***** RECORDS SHOWN

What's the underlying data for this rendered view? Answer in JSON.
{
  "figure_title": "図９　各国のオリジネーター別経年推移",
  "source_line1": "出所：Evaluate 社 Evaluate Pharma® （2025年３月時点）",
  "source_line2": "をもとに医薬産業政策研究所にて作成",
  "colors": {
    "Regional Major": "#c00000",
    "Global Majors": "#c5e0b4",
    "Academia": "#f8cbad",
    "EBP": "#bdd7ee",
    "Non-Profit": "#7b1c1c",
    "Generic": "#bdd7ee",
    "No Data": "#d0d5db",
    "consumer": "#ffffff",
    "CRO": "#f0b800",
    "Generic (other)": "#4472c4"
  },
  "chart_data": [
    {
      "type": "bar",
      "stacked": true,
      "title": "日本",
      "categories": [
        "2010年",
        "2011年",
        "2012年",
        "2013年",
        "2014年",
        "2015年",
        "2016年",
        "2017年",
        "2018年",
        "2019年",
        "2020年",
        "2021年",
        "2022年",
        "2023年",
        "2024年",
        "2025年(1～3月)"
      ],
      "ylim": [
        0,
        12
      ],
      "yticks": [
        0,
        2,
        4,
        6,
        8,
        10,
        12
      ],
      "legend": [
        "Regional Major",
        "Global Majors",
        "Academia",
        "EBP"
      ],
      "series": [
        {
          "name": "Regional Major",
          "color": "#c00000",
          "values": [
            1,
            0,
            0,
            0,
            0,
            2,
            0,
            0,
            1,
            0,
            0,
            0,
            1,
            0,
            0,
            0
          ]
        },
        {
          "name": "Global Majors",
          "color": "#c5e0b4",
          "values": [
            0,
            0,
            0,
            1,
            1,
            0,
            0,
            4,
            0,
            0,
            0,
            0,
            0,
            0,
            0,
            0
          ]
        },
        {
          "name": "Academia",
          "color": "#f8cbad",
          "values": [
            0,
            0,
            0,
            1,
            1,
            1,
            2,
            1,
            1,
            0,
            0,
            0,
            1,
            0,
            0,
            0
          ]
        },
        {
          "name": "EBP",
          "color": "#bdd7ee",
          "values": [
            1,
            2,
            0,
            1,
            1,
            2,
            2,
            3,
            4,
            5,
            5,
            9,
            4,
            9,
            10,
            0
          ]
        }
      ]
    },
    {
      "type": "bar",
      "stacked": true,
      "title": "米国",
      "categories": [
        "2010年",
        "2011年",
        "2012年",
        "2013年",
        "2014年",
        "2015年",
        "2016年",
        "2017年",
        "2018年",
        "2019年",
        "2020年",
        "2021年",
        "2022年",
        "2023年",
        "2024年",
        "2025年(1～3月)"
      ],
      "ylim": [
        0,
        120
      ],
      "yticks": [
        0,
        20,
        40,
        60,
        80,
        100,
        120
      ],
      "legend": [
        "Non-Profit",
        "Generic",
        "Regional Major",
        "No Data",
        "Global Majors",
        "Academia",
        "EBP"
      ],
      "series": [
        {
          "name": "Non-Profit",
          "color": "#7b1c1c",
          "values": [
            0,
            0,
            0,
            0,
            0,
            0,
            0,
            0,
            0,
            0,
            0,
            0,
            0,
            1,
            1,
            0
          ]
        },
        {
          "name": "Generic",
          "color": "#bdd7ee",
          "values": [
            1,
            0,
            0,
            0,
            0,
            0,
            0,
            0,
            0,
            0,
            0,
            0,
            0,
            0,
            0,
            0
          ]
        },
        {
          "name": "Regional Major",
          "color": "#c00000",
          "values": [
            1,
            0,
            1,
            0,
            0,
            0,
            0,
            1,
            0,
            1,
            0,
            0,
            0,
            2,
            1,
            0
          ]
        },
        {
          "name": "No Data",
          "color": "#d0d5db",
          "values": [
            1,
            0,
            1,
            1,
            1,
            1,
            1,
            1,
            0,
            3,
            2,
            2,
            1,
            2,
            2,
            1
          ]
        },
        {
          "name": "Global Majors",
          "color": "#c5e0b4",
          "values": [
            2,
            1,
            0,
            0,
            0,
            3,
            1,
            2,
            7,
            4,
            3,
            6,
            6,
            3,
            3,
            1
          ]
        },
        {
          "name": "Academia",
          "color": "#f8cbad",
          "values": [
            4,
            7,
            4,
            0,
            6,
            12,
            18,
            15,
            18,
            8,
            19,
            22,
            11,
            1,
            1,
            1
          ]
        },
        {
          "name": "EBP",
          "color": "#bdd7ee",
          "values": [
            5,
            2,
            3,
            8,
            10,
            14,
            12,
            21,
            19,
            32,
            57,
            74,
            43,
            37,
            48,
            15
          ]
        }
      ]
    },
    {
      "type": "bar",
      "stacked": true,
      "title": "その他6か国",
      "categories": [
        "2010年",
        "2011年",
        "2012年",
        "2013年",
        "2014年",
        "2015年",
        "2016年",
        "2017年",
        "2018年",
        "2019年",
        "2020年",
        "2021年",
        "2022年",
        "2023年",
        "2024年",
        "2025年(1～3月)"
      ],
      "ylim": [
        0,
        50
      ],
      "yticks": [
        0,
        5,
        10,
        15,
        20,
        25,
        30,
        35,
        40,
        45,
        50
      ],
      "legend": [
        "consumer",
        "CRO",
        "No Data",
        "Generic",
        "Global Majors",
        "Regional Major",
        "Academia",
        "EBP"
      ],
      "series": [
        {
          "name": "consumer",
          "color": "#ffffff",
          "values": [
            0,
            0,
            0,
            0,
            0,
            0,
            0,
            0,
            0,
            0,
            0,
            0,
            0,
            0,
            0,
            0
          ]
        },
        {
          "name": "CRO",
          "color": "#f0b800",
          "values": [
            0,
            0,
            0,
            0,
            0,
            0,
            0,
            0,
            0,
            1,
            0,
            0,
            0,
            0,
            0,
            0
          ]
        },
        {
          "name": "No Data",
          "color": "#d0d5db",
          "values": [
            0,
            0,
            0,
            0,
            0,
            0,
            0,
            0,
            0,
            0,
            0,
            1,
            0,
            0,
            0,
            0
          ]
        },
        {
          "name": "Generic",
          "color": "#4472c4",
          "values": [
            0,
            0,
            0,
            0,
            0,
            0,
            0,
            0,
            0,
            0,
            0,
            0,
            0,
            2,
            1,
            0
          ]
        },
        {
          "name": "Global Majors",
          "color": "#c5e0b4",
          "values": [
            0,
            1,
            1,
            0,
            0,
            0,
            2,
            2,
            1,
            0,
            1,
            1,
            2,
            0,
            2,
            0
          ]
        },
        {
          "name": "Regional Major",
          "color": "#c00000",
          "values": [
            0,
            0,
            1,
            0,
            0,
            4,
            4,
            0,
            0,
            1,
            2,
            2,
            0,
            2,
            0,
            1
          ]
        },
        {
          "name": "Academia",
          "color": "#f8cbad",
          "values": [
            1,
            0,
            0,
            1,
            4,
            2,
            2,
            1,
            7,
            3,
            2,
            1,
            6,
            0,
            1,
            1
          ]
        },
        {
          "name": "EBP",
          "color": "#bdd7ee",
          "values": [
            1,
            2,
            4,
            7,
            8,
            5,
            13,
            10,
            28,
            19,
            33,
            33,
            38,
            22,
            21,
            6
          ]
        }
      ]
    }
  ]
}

**********

#### TASK STATEMENT
Transcribe every entry exactly, omitting nothing.

#### IN RESPONSE
What's the underlying data for this rendered view? Answer in JSON.
{
  "figure_title": "図９　各国のオリジネーター別経年推移",
  "source_line1": "出所：Evaluate 社 Evaluate Pharma® （2025年３月時点）",
  "source_line2": "をもとに医薬産業政策研究所にて作成",
  "colors": {
    "Regional Major": "#c00000",
    "Global Majors": "#c5e0b4",
    "Academia": "#f8cbad",
    "EBP": "#bdd7ee",
    "Non-Profit": "#7b1c1c",
    "Generic": "#bdd7ee",
    "No Data": "#d0d5db",
    "consumer": "#ffffff",
    "CRO": "#f0b800",
    "Generic (other)": "#4472c4"
  },
  "chart_data": [
    {
      "type": "bar",
      "stacked": true,
      "title": "日本",
      "categories": [
        "2010年",
        "2011年",
        "2012年",
        "2013年",
        "2014年",
        "2015年",
        "2016年",
        "2017年",
        "2018年",
        "2019年",
        "2020年",
        "2021年",
        "2022年",
        "2023年",
        "2024年",
        "2025年(1～3月)"
      ],
      "ylim": [
        0,
        12
      ],
      "yticks": [
        0,
        2,
        4,
        6,
        8,
        10,
        12
      ],
      "legend": [
        "Regional Major",
        "Global Majors",
        "Academia",
        "EBP"
      ],
      "series": [
        {
          "name": "Regional Major",
          "color": "#c00000",
          "values": [
            1,
            0,
            0,
            0,
            0,
            2,
            0,
            0,
            1,
            0,
            0,
            0,
            1,
            0,
            0,
            0
          ]
        },
        {
          "name": "Global Majors",
          "color": "#c5e0b4",
          "values": [
            0,
            0,
            0,
            1,
            1,
            0,
            0,
            4,
            0,
            0,
            0,
            0,
            0,
            0,
            0,
            0
          ]
        },
        {
          "name": "Academia",
          "color": "#f8cbad",
          "values": [
            0,
            0,
            0,
            1,
            1,
            1,
            2,
            1,
            1,
            0,
            0,
            0,
            1,
            0,
            0,
            0
          ]
        },
        {
          "name": "EBP",
          "color": "#bdd7ee",
          "values": [
            1,
            2,
            0,
            1,
            1,
            2,
            2,
            3,
            4,
            5,
            5,
            9,
            4,
            9,
            10,
            0
          ]
        }
      ]
    },
    {
      "type": "bar",
      "stacked": true,
      "title": "米国",
      "categories": [
        "2010年",
        "2011年",
        "2012年",
        "2013年",
        "2014年",
        "2015年",
        "2016年",
        "2017年",
        "2018年",
        "2019年",
        "2020年",
        "2021年",
        "2022年",
        "2023年",
        "2024年",
        "2025年(1～3月)"
      ],
      "ylim": [
        0,
        120
      ],
      "yticks": [
        0,
        20,
        40,
        60,
        80,
        100,
        120
      ],
      "legend": [
        "Non-Profit",
        "Generic",
        "Regional Major",
        "No Data",
        "Global Majors",
        "Academia",
        "EBP"
      ],
      "series": [
        {
          "name": "Non-Profit",
          "color": "#7b1c1c",
          "values": [
            0,
            0,
            0,
            0,
            0,
            0,
            0,
            0,
            0,
            0,
            0,
            0,
            0,
            1,
            1,
            0
          ]
        },
        {
          "name": "Generic",
          "color": "#bdd7ee",
          "values": [
            1,
            0,
            0,
            0,
            0,
            0,
            0,
            0,
            0,
            0,
            0,
            0,
            0,
            0,
            0,
            0
          ]
        },
        {
          "name": "Regional Major",
          "color": "#c00000",
          "values": [
            1,
            0,
            1,
            0,
            0,
            0,
            0,
            1,
            0,
            1,
            0,
            0,
            0,
            2,
            1,
            0
          ]
        },
        {
          "name": "No Data",
          "color": "#d0d5db",
          "values": [
            1,
            0,
            1,
            1,
            1,
            1,
            1,
            1,
            0,
            3,
            2,
            2,
            1,
            2,
            2,
            1
          ]
        },
        {
          "name": "Global Majors",
          "color": "#c5e0b4",
          "values": [
            2,
            1,
            0,
            0,
            0,
            3,
            1,
            2,
            7,
            4,
            3,
            6,
            6,
            3,
            3,
            1
          ]
        },
        {
          "name": "Academia",
          "color": "#f8cbad",
          "values": [
            4,
            7,
            4,
            0,
            6,
            12,
            18,
            15,
            18,
            8,
            19,
            22,
            11,
            1,
            1,
            1
          ]
        },
        {
          "name": "EBP",
          "color": "#bdd7ee",
          "values": [
            5,
            2,
            3,
            8,
            10,
            14,
            12,
            21,
            19,
            32,
            57,
            74,
            43,
            37,
            48,
            15
          ]
        }
      ]
    },
    {
      "type": "bar",
      "stacked": true,
      "title": "その他6か国",
      "categories": [
        "2010年",
        "2011年",
        "2012年",
        "2013年",
        "2014年",
        "2015年",
        "2016年",
        "2017年",
        "2018年",
        "2019年",
        "2020年",
        "2021年",
        "2022年",
        "2023年",
        "2024年",
        "2025年(1～3月)"
      ],
      "ylim": [
        0,
        50
      ],
      "yticks": [
        0,
        5,
        10,
        15,
        20,
        25,
        30,
        35,
        40,
        45,
        50
      ],
      "legend": [
        "consumer",
        "CRO",
        "No Data",
        "Generic",
        "Global Majors",
        "Regional Major",
        "Academia",
        "EBP"
      ],
      "series": [
        {
          "name": "consumer",
          "color": "#ffffff",
          "values": [
            0,
            0,
            0,
            0,
            0,
            0,
            0,
            0,
            0,
            0,
            0,
            0,
            0,
            0,
            0,
            0
          ]
        },
        {
          "name": "CRO",
          "color": "#f0b800",
          "values": [
            0,
            0,
            0,
            0,
            0,
            0,
            0,
            0,
            0,
            1,
            0,
            0,
            0,
            0,
            0,
            0
          ]
        },
        {
          "name": "No Data",
          "color": "#d0d5db",
          "values": [
            0,
            0,
            0,
            0,
            0,
            0,
            0,
            0,
            0,
            0,
            0,
            1,
            0,
            0,
            0,
            0
          ]
        },
        {
          "name": "Generic",
          "color": "#4472c4",
          "values": [
            0,
            0,
            0,
            0,
            0,
            0,
            0,
            0,
            0,
            0,
            0,
            0,
            0,
            2,
            1,
            0
          ]
        },
        {
          "name": "Global Majors",
          "color": "#c5e0b4",
          "values": [
            0,
            1,
            1,
            0,
            0,
            0,
            2,
            2,
            1,
            0,
            1,
            1,
            2,
            0,
            2,
            0
          ]
        },
        {
          "name": "Regional Major",
          "color": "#c00000",
          "values": [
            0,
            0,
            1,
            0,
            0,
            4,
            4,
            0,
            0,
            1,
            2,
            2,
            0,
            2,
            0,
            1
          ]
        },
        {
          "name": "Academia",
          "color": "#f8cbad",
          "values": [
            1,
            0,
            0,
            1,
            4,
            2,
            2,
            1,
            7,
            3,
            2,
            1,
            6,
            0,
            1,
            1
          ]
        },
        {
          "name": "EBP",
          "color": "#bdd7ee",
          "values": [
            1,
            2,
            4,
            7,
            8,
            5,
            13,
            10,
            28,
            19,
            33,
            33,
            38,
            22,
            21,
            6
          ]
        }
      ]
    }
  ]
}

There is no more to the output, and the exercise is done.